* [PROMPT]:
Reproduce the entries below in full, word for word.

[Dataset entries]

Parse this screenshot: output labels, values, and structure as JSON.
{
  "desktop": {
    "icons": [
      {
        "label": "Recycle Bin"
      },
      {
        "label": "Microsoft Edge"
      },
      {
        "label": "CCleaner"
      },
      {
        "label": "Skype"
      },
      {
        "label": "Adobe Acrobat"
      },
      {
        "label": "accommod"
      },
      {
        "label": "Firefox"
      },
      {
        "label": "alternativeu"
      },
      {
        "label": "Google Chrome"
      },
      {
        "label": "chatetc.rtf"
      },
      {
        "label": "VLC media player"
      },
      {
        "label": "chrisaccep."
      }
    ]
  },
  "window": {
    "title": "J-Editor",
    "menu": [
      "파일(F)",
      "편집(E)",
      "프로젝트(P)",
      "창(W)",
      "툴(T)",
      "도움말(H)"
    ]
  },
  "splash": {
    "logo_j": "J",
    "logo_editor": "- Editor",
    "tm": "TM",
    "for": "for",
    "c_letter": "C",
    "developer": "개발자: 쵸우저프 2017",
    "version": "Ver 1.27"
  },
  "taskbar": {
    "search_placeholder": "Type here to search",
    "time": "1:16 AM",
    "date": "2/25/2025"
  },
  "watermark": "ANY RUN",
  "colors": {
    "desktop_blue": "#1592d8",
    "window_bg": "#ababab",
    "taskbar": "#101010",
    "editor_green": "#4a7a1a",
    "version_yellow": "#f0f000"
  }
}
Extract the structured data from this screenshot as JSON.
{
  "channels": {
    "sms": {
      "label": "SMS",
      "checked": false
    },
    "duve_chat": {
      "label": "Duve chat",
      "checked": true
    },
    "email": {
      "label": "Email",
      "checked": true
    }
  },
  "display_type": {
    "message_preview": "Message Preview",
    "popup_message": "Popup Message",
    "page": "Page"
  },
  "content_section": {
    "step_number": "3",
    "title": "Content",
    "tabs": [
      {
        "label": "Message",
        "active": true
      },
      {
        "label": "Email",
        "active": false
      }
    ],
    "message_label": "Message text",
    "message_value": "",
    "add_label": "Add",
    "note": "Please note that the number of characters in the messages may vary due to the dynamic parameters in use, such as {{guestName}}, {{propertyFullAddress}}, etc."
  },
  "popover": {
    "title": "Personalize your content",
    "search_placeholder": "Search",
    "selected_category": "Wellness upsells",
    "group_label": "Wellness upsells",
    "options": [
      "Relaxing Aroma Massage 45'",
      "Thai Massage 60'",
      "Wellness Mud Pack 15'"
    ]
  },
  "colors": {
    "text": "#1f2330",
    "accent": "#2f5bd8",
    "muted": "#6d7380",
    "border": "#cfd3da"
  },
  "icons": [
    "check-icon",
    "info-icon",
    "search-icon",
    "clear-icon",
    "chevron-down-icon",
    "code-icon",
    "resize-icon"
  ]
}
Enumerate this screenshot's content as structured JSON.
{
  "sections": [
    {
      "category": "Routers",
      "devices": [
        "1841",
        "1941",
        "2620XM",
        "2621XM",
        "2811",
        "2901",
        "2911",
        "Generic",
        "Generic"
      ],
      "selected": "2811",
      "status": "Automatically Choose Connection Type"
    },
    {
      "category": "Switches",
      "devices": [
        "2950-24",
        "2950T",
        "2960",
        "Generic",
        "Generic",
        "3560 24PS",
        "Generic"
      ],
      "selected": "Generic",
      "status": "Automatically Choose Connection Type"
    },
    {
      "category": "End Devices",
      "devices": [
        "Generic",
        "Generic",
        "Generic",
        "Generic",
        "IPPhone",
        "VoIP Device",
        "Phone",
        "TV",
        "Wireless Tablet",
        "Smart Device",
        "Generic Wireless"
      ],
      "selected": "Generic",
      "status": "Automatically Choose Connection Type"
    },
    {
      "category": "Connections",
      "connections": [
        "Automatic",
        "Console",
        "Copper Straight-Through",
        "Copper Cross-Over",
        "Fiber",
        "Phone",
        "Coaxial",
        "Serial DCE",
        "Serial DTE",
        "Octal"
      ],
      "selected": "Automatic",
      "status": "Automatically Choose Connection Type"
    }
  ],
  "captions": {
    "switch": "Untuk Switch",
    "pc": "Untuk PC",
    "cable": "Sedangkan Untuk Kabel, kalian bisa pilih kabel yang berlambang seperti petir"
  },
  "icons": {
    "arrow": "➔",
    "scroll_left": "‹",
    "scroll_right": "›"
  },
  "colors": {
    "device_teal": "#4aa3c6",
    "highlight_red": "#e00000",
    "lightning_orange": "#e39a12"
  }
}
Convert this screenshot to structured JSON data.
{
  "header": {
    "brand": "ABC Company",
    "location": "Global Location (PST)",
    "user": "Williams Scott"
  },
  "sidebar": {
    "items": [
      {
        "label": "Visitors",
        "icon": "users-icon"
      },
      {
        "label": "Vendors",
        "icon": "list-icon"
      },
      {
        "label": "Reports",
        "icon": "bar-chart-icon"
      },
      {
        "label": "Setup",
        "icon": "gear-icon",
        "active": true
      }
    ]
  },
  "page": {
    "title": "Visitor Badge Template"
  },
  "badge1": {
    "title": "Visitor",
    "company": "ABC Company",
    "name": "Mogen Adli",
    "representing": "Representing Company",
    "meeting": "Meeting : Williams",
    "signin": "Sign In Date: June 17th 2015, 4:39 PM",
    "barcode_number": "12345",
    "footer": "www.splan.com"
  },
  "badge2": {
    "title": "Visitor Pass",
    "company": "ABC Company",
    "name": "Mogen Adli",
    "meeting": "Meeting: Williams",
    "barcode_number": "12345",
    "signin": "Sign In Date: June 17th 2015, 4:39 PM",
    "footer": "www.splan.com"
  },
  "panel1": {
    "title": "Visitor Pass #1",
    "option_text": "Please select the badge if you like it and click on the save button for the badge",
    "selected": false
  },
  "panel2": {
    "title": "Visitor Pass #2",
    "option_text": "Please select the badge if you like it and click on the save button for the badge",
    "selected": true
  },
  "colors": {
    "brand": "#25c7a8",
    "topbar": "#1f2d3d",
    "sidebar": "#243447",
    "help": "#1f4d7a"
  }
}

* [FINAL ANSWER]:
Parse this screenshot: output labels, values, and structure as JSON.
{
  "desktop": {
    "icons": [
      {
        "label": "Recycle Bin"
      },
      {
        "label": "Microsoft Edge"
      },
      {
        "label": "CCleaner"
      },
      {
        "label": "Skype"
      },
      {
        "label": "Adobe Acrobat"
      },
      {
        "label": "accommod"
      },
      {
        "label": "Firefox"
      },
      {
        "label": "alternativeu"
      },
      {
        "label": "Google Chrome"
      },
      {
        "label": "chatetc.rtf"
      },
      {
        "label": "VLC media player"
      },
      {
        "label": "chrisaccep."
      }
    ]
  },
  "window": {
    "title": "J-Editor",
    "menu": [
      "파일(F)",
      "편집(E)",
      "프로젝트(P)",
      "창(W)",
      "툴(T)",
      "도움말(H)"
    ]
  },
  "splash": {
    "logo_j": "J",
    "logo_editor": "- Editor",
    "tm": "TM",
    "for": "for",
    "c_letter": "C",
    "developer": "개발자: 쵸우저프 2017",
    "version": "Ver 1.27"
  },
  "taskbar": {
    "search_placeholder": "Type here to search",
    "time": "1:16 AM",
    "date": "2/25/2025"
  },
  "watermark": "ANY RUN",
  "colors": {
    "desktop_blue": "#1592d8",
    "window_bg": "#ababab",
    "taskbar": "#101010",
    "editor_green": "#4a7a1a",
    "version_yellow": "#f0f000"
  }
}
Extract the structured data from this screenshot as JSON.
{
  "channels": {
    "sms": {
      "label": "SMS",
      "checked": false
    },
    "duve_chat": {
      "label": "Duve chat",
      "checked": true
    },
    "email": {
      "label": "Email",
      "checked": true
    }
  },
  "display_type": {
    "message_preview": "Message Preview",
    "popup_message": "Popup Message",
    "page": "Page"
  },
  "content_section": {
    "step_number": "3",
    "title": "Content",
    "tabs": [
      {
        "label": "Message",
        "active": true
      },
      {
        "label": "Email",
        "active": false
      }
    ],
    "message_label": "Message text",
    "message_value": "",
    "add_label": "Add",
    "note": "Please note that the number of characters in the messages may vary due to the dynamic parameters in use, such as {{guestName}}, {{propertyFullAddress}}, etc."
  },
  "popover": {
    "title": "Personalize your content",
    "search_placeholder": "Search",
    "selected_category": "Wellness upsells",
    "group_label": "Wellness upsells",
    "options": [
      "Relaxing Aroma Massage 45'",
      "Thai Massage 60'",
      "Wellness Mud Pack 15'"
    ]
  },
  "colors": {
    "text": "#1f2330",
    "accent": "#2f5bd8",
    "muted": "#6d7380",
    "border": "#cfd3da"
  },
  "icons": [
    "check-icon",
    "info-icon",
    "search-icon",
    "clear-icon",
    "chevron-down-icon",
    "code-icon",
    "resize-icon"
  ]
}
Enumerate this screenshot's content as structured JSON.
{
  "sections": [
    {
      "category": "Routers",
      "devices": [
        "1841",
        "1941",
        "2620XM",
        "2621XM",
        "2811",
        "2901",
        "2911",
        "Generic",
        "Generic"
      ],
      "selected": "2811",
      "status": "Automatically Choose Connection Type"
    },
    {
      "category": "Switches",
      "devices": [
        "2950-24",
        "2950T",
        "2960",
        "Generic",
        "Generic",
        "3560 24PS",
        "Generic"
      ],
      "selected": "Generic",
      "status": "Automatically Choose Connection Type"
    },
    {
      "category": "End Devices",
      "devices": [
        "Generic",
        "Generic",
        "Generic",
        "Generic",
        "IPPhone",
        "VoIP Device",
        "Phone",
        "TV",
        "Wireless Tablet",
        "Smart Device",
        "Generic Wireless"
      ],
      "selected": "Generic",
      "status": "Automatically Choose Connection Type"
    },
    {
      "category": "Connections",
      "connections": [
        "Automatic",
        "Console",
        "Copper Straight-Through",
        "Copper Cross-Over",
        "Fiber",
        "Phone",
        "Coaxial",
        "Serial DCE",
        "Serial DTE",
        "Octal"
      ],
      "selected": "Automatic",
      "status": "Automatically Choose Connection Type"
    }
  ],
  "captions": {
    "switch": "Untuk Switch",
    "pc": "Untuk PC",
    "cable": "Sedangkan Untuk Kabel, kalian bisa pilih kabel yang berlambang seperti petir"
  },
  "icons": {
    "arrow": "➔",
    "scroll_left": "‹",
    "scroll_right": "›"
  },
  "colors": {
    "device_teal": "#4aa3c6",
    "highlight_red": "#e00000",
    "lightning_orange": "#e39a12"
  }
}
Convert this screenshot to structured JSON data.
{
  "header": {
    "brand": "ABC Company",
    "location": "Global Location (PST)",
    "user": "Williams Scott"
  },
  "sidebar": {
    "items": [
      {
        "label": "Visitors",
        "icon": "users-icon"
      },
      {
        "label": "Vendors",
        "icon": "list-icon"
      },
      {
        "label": "Reports",
        "icon": "bar-chart-icon"
      },
      {
        "label": "Setup",
        "icon": "gear-icon",
        "active": true
      }
    ]
  },
  "page": {
    "title": "Visitor Badge Template"
  },
  "badge1": {
    "title": "Visitor",
    "company": "ABC Company",
    "name": "Mogen Adli",
    "representing": "Representing Company",
    "meeting": "Meeting : Williams",
    "signin": "Sign In Date: June 17th 2015, 4:39 PM",
    "barcode_number": "12345",
    "footer": "www.splan.com"
  },
  "badge2": {
    "title": "Visitor Pass",
    "company": "ABC Company",
    "name": "Mogen Adli",
    "meeting": "Meeting: Williams",
    "barcode_number": "12345",
    "signin": "Sign In Date: June 17th 2015, 4:39 PM",
    "footer": "www.splan.com"
  },
  "panel1": {
    "title": "Visitor Pass #1",
    "option_text": "Please select the badge if you like it and click on the save button for the badge",
    "selected": false
  },
  "panel2": {
    "title": "Visitor Pass #2",
    "option_text": "Please select the badge if you like it and click on the save button for the badge",
    "selected": true
  },
  "colors": {
    "brand": "#25c7a8",
    "topbar": "#1f2d3d",
    "sidebar": "#243447",
    "help": "#1f4d7a"
  }
}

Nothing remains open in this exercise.